Task objective | Every record below is to be restated word for word, and no picture is to be copied.

Exercise data |
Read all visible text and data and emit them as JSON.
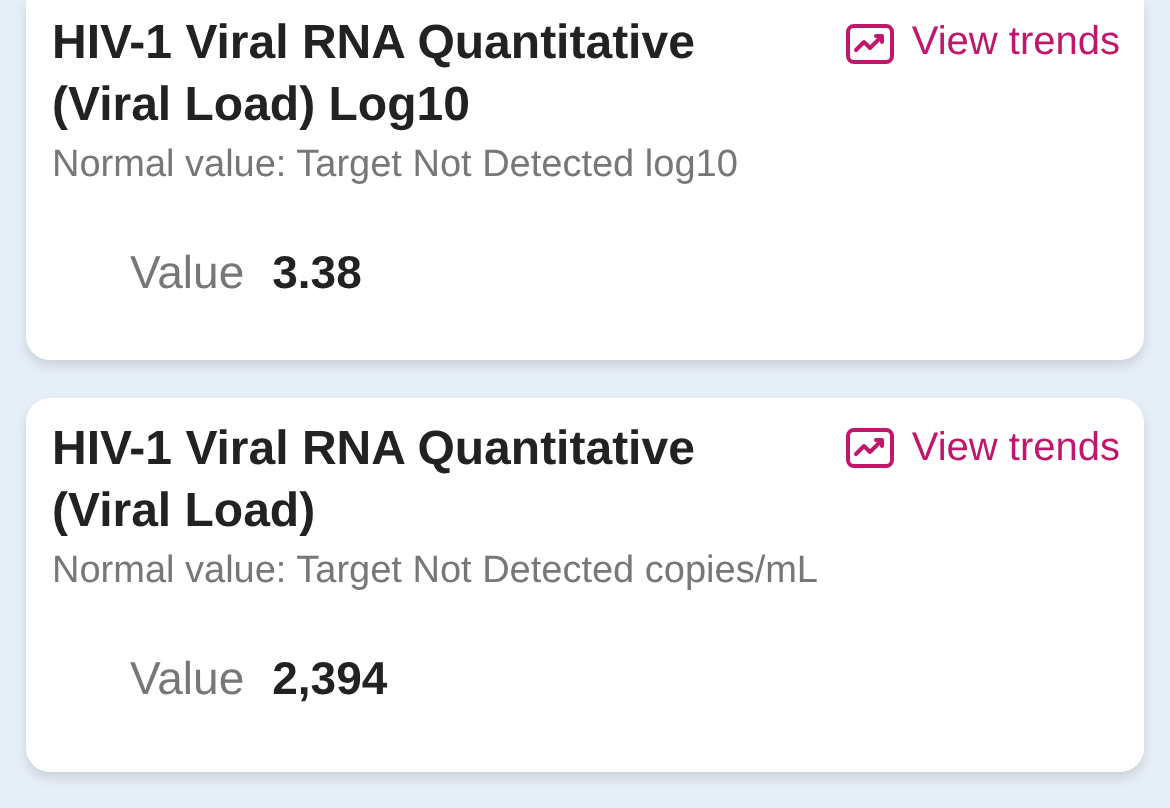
{
  "results": [
    {
      "title": "HIV-1 Viral RNA Quantitative (Viral Load) Log10",
      "trends_link": "View trends",
      "normal_value": "Normal value: Target Not Detected log10",
      "value_label": "Value",
      "value": "3.38"
    },
    {
      "title": "HIV-1 Viral RNA Quantitative (Viral Load)",
      "trends_link": "View trends",
      "normal_value": "Normal value: Target Not Detected copies/mL",
      "value_label": "Value",
      "value": "2,394"
    }
  ]
}
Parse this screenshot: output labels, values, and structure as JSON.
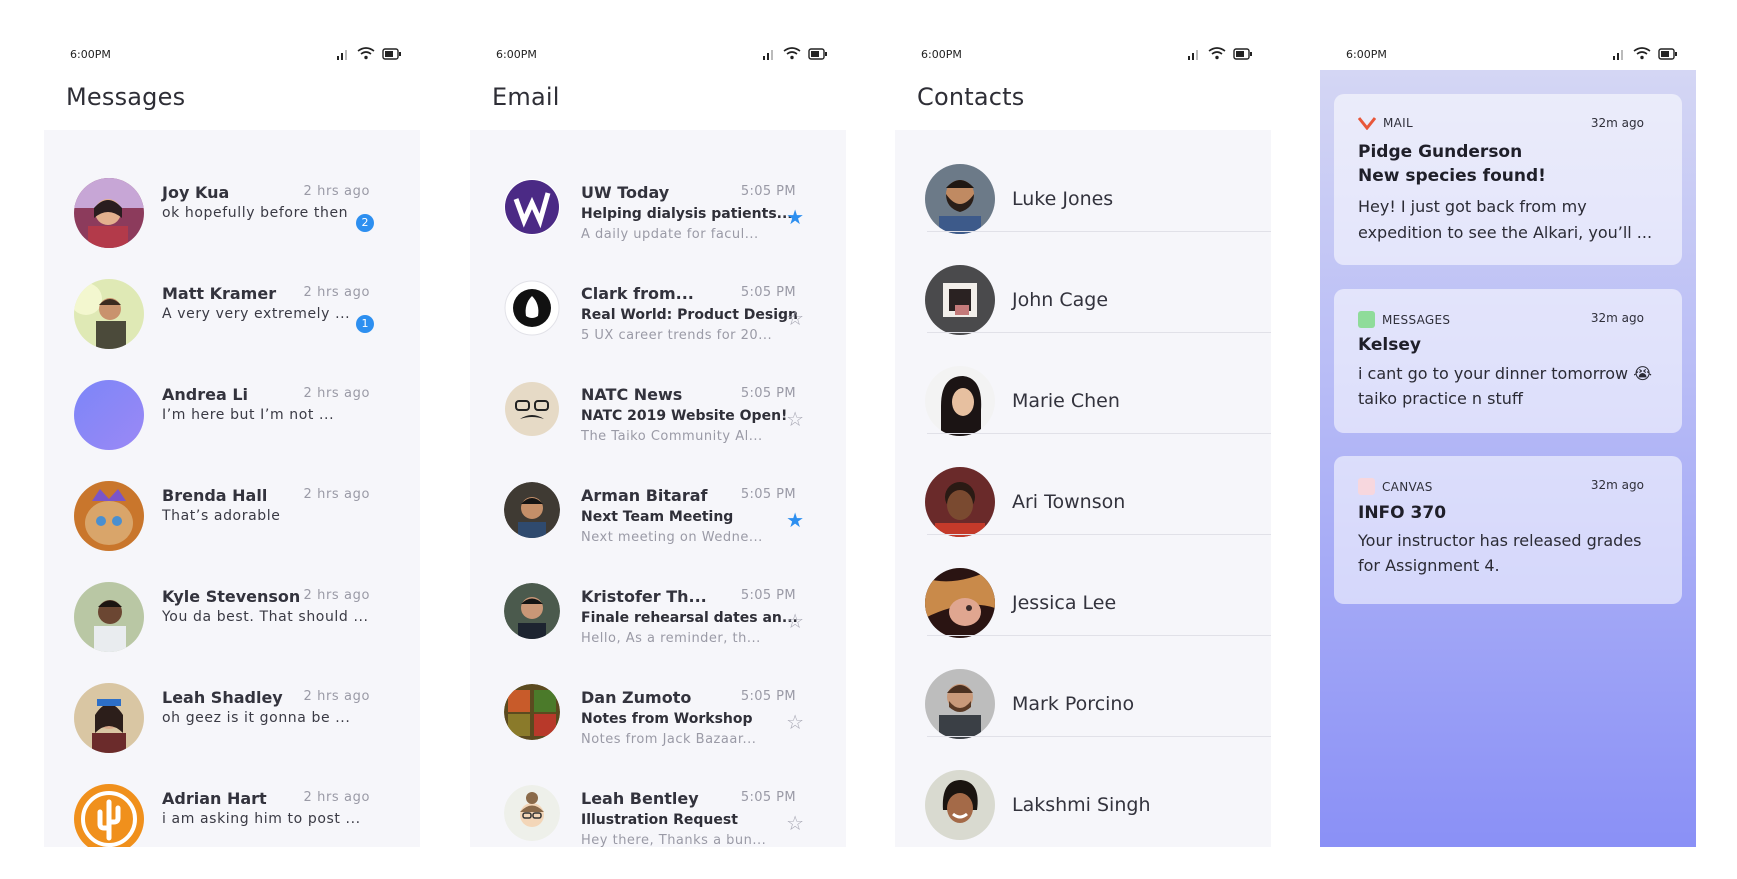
{
  "status": {
    "time": "6:00PM"
  },
  "messages": {
    "title": "Messages",
    "rows": [
      {
        "name": "Joy Kua",
        "time": "2 hrs ago",
        "text": "ok hopefully before then",
        "badge": "2"
      },
      {
        "name": "Matt Kramer",
        "time": "2 hrs ago",
        "text": "A very very extremely ...",
        "badge": "1"
      },
      {
        "name": "Andrea Li",
        "time": "2 hrs ago",
        "text": "I’m here but I’m not ...",
        "badge": ""
      },
      {
        "name": "Brenda Hall",
        "time": "2 hrs ago",
        "text": "That’s adorable",
        "badge": ""
      },
      {
        "name": "Kyle Stevenson",
        "time": "2 hrs ago",
        "text": "You da best. That should ...",
        "badge": ""
      },
      {
        "name": "Leah Shadley",
        "time": "2 hrs ago",
        "text": "oh geez is it gonna be ...",
        "badge": ""
      },
      {
        "name": "Adrian Hart",
        "time": "2 hrs ago",
        "text": "i am asking him to post ...",
        "badge": ""
      }
    ]
  },
  "email": {
    "title": "Email",
    "rows": [
      {
        "from": "UW Today",
        "time": "5:05 PM",
        "subject": "Helping dialysis patients...",
        "preview": "A daily update for facul...",
        "starred": true
      },
      {
        "from": "Clark from...",
        "time": "5:05 PM",
        "subject": "Real World: Product Design",
        "preview": "5 UX career trends for 20...",
        "starred": false
      },
      {
        "from": "NATC News",
        "time": "5:05 PM",
        "subject": "NATC 2019 Website Open!",
        "preview": "The Taiko Community Al...",
        "starred": false
      },
      {
        "from": "Arman Bitaraf",
        "time": "5:05 PM",
        "subject": "Next Team Meeting",
        "preview": "Next meeting on Wedne...",
        "starred": true
      },
      {
        "from": "Kristofer Th...",
        "time": "5:05 PM",
        "subject": "Finale rehearsal dates an...",
        "preview": "Hello, As a reminder, th...",
        "starred": false
      },
      {
        "from": "Dan Zumoto",
        "time": "5:05 PM",
        "subject": "Notes from Workshop",
        "preview": "Notes from Jack Bazaar...",
        "starred": false
      },
      {
        "from": "Leah Bentley",
        "time": "5:05 PM",
        "subject": "Illustration Request",
        "preview": "Hey there, Thanks a bun...",
        "starred": false
      }
    ],
    "star_on": "★",
    "star_off": "☆"
  },
  "contacts": {
    "title": "Contacts",
    "rows": [
      {
        "name": "Luke Jones"
      },
      {
        "name": "John Cage"
      },
      {
        "name": "Marie Chen"
      },
      {
        "name": "Ari Townson"
      },
      {
        "name": "Jessica Lee"
      },
      {
        "name": "Mark Porcino"
      },
      {
        "name": "Lakshmi Singh"
      }
    ]
  },
  "notifications": [
    {
      "app": "MAIL",
      "age": "32m ago",
      "title": "Pidge Gunderson\nNew species found!",
      "body": "Hey! I just got back from my expedition to see the Alkari, you’ll ...",
      "icon": "mail-icon",
      "color": "#e8573a"
    },
    {
      "app": "MESSAGES",
      "age": "32m ago",
      "title": "Kelsey",
      "body": "i cant go to your dinner tomorrow 😭 taiko practice n stuff",
      "icon": "messages-icon",
      "color": "#8fdc9a"
    },
    {
      "app": "CANVAS",
      "age": "32m ago",
      "title": "INFO 370",
      "body": "Your instructor has released grades for Assignment 4.",
      "icon": "canvas-icon",
      "color": "#f7d7de"
    }
  ],
  "colors": {
    "accent": "#2d8ff0",
    "panel": "#f6f6fa"
  }
}
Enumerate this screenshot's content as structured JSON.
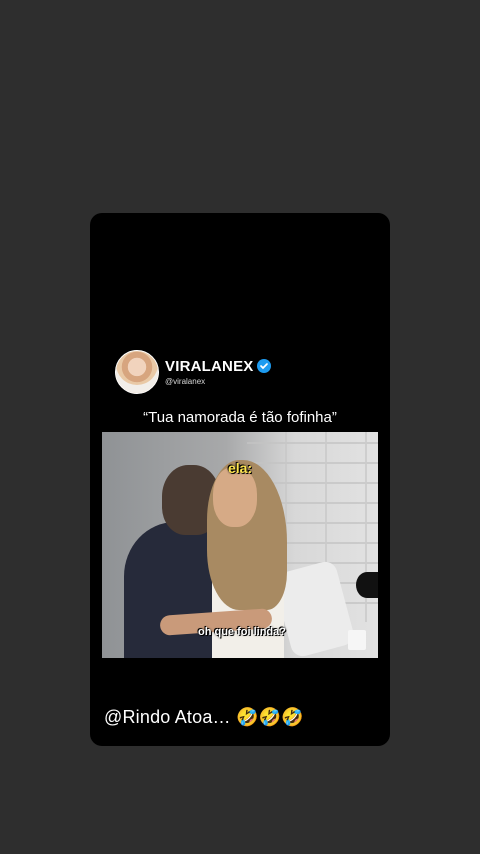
{
  "profile": {
    "display_name": "VIRALANEX",
    "handle": "@viralanex",
    "verified": true
  },
  "post": {
    "quote": "“Tua namorada é tão fofinha”",
    "video_caption_top": "ela:",
    "video_caption_bottom": "oh que foi linda?"
  },
  "story_caption": "@Rindo Atoa… 🤣🤣🤣",
  "icons": {
    "verified": "verified-icon",
    "video": "video-thumbnail"
  },
  "colors": {
    "background": "#2e2e2e",
    "card": "#000000",
    "verified": "#1d9bf0"
  }
}
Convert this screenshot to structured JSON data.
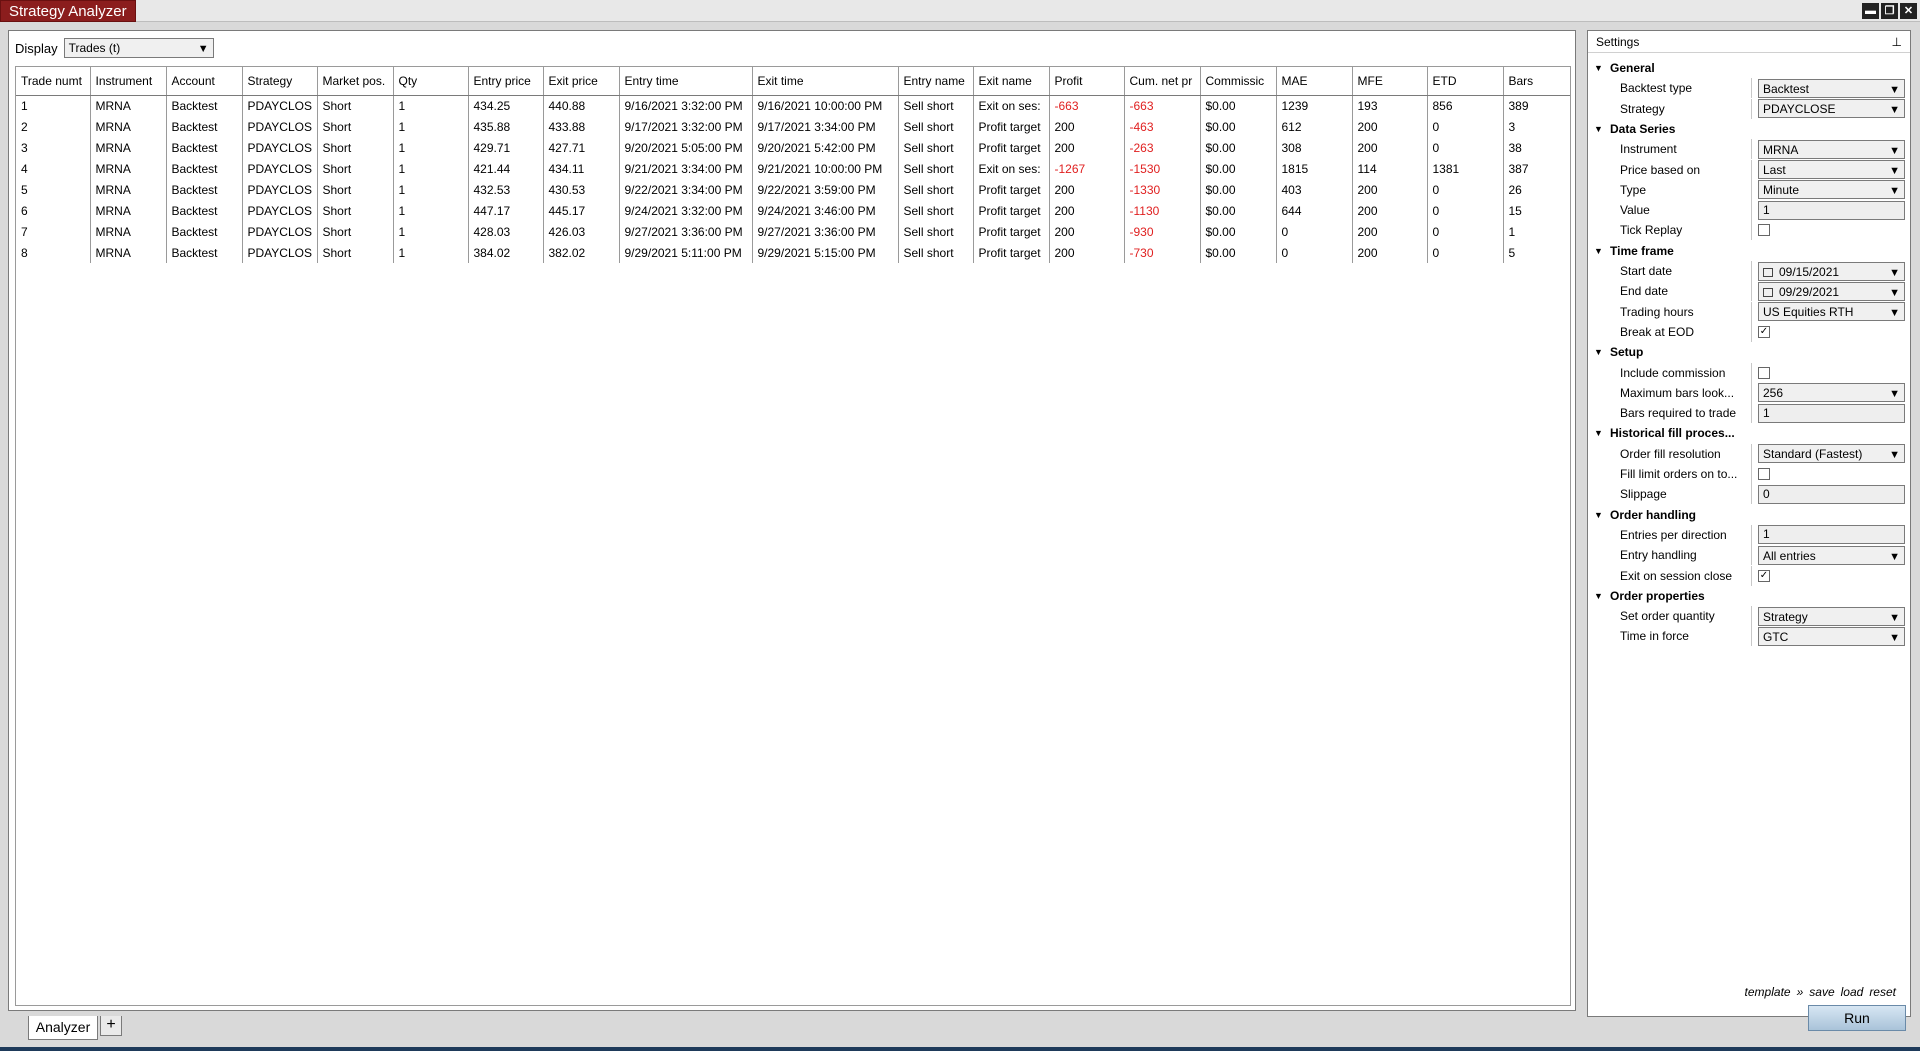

Solved exercise |
Read all visible text and data and emit them as JSON.
{
  "results": [
    {
      "title": "HIV-1 Viral RNA Quantitative (Viral Load) Log10",
      "trends_link": "View trends",
      "normal_value": "Normal value: Target Not Detected log10",
      "value_label": "Value",
      "value": "3.38"
    },
    {
      "title": "HIV-1 Viral RNA Quantitative (Viral Load)",
      "trends_link": "View trends",
      "normal_value": "Normal value: Target Not Detected copies/mL",
      "value_label": "Value",
      "value": "2,394"
    }
  ]
}
Parse this screenshot: output labels, values, and structure as JSON.
{
  "status": {
    "time": "6:00PM"
  },
  "messages": {
    "title": "Messages",
    "rows": [
      {
        "name": "Joy Kua",
        "time": "2 hrs ago",
        "text": "ok hopefully before then",
        "badge": "2"
      },
      {
        "name": "Matt Kramer",
        "time": "2 hrs ago",
        "text": "A very very extremely ...",
        "badge": "1"
      },
      {
        "name": "Andrea Li",
        "time": "2 hrs ago",
        "text": "I’m here but I’m not ...",
        "badge": ""
      },
      {
        "name": "Brenda Hall",
        "time": "2 hrs ago",
        "text": "That’s adorable",
        "badge": ""
      },
      {
        "name": "Kyle Stevenson",
        "time": "2 hrs ago",
        "text": "You da best. That should ...",
        "badge": ""
      },
      {
        "name": "Leah Shadley",
        "time": "2 hrs ago",
        "text": "oh geez is it gonna be ...",
        "badge": ""
      },
      {
        "name": "Adrian Hart",
        "time": "2 hrs ago",
        "text": "i am asking him to post ...",
        "badge": ""
      }
    ]
  },
  "email": {
    "title": "Email",
    "rows": [
      {
        "from": "UW Today",
        "time": "5:05 PM",
        "subject": "Helping dialysis patients...",
        "preview": "A daily update for facul...",
        "starred": true
      },
      {
        "from": "Clark from...",
        "time": "5:05 PM",
        "subject": "Real World: Product Design",
        "preview": "5 UX career trends for 20...",
        "starred": false
      },
      {
        "from": "NATC News",
        "time": "5:05 PM",
        "subject": "NATC 2019 Website Open!",
        "preview": "The Taiko Community Al...",
        "starred": false
      },
      {
        "from": "Arman Bitaraf",
        "time": "5:05 PM",
        "subject": "Next Team Meeting",
        "preview": "Next meeting on Wedne...",
        "starred": true
      },
      {
        "from": "Kristofer Th...",
        "time": "5:05 PM",
        "subject": "Finale rehearsal dates an...",
        "preview": "Hello, As a reminder, th...",
        "starred": false
      },
      {
        "from": "Dan Zumoto",
        "time": "5:05 PM",
        "subject": "Notes from Workshop",
        "preview": "Notes from Jack Bazaar...",
        "starred": false
      },
      {
        "from": "Leah Bentley",
        "time": "5:05 PM",
        "subject": "Illustration Request",
        "preview": "Hey there, Thanks a bun...",
        "starred": false
      }
    ],
    "star_on": "★",
    "star_off": "☆"
  },
  "contacts": {
    "title": "Contacts",
    "rows": [
      {
        "name": "Luke Jones"
      },
      {
        "name": "John Cage"
      },
      {
        "name": "Marie Chen"
      },
      {
        "name": "Ari Townson"
      },
      {
        "name": "Jessica Lee"
      },
      {
        "name": "Mark Porcino"
      },
      {
        "name": "Lakshmi Singh"
      }
    ]
  },
  "notifications": [
    {
      "app": "MAIL",
      "age": "32m ago",
      "title": "Pidge Gunderson\nNew species found!",
      "body": "Hey! I just got back from my expedition to see the Alkari, you’ll ...",
      "icon": "mail-icon",
      "color": "#e8573a"
    },
    {
      "app": "MESSAGES",
      "age": "32m ago",
      "title": "Kelsey",
      "body": "i cant go to your dinner tomorrow 😭 taiko practice n stuff",
      "icon": "messages-icon",
      "color": "#8fdc9a"
    },
    {
      "app": "CANVAS",
      "age": "32m ago",
      "title": "INFO 370",
      "body": "Your instructor has released grades for Assignment 4.",
      "icon": "canvas-icon",
      "color": "#f7d7de"
    }
  ],
  "colors": {
    "accent": "#2d8ff0",
    "panel": "#f6f6fa"
  }
}
Enumerate this screenshot's content as structured JSON.
{
  "profile": {
    "display_name": "VIRALANEX",
    "handle": "@viralanex",
    "verified": true
  },
  "post": {
    "quote": "“Tua namorada é tão fofinha”",
    "video_caption_top": "ela:",
    "video_caption_bottom": "oh que foi linda?"
  },
  "story_caption": "@Rindo Atoa… 🤣🤣🤣",
  "icons": {
    "verified": "verified-icon",
    "video": "video-thumbnail"
  },
  "colors": {
    "background": "#2e2e2e",
    "card": "#000000",
    "verified": "#1d9bf0"
  }
}
Convert this screenshot to structured JSON data.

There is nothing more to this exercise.